WHAT TO WORK ON:
Write only the number of lines in the data that include the word "GUIDE".
***
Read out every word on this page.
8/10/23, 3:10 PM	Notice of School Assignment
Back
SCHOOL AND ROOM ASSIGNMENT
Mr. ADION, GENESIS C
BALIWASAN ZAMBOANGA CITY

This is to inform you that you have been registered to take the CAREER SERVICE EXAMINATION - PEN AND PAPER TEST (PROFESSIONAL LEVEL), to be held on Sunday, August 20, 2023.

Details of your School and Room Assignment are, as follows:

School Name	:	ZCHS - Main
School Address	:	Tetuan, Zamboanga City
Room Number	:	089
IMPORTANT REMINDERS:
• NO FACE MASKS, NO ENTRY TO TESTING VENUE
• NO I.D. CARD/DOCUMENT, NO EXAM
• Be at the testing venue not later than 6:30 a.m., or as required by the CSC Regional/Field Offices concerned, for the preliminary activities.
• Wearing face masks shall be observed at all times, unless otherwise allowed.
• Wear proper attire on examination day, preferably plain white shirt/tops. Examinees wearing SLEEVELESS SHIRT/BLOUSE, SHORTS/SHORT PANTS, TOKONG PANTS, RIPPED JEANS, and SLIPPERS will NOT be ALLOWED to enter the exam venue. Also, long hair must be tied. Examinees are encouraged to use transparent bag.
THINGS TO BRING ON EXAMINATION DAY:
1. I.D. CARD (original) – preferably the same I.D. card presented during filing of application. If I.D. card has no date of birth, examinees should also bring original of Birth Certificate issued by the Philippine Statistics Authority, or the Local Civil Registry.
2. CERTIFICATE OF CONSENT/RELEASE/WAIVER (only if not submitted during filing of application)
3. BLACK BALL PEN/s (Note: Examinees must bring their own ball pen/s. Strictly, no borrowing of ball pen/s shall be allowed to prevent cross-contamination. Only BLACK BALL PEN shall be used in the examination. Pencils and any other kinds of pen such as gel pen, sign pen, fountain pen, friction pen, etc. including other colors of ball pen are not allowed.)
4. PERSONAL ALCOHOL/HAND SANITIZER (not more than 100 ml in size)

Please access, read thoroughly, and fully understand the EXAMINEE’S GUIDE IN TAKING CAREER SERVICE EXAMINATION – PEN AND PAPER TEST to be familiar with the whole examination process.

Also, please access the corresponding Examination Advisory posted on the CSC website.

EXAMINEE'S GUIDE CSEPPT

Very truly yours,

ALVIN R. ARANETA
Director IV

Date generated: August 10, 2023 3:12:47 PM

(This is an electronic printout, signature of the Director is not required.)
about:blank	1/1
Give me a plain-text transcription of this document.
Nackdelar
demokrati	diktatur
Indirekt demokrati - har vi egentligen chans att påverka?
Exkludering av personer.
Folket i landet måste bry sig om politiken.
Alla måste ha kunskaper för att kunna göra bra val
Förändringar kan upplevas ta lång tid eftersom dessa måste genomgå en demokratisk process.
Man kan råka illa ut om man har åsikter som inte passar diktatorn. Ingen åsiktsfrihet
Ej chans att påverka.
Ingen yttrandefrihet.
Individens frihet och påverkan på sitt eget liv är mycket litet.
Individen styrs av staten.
***
WRITTEN RESPONSE:
2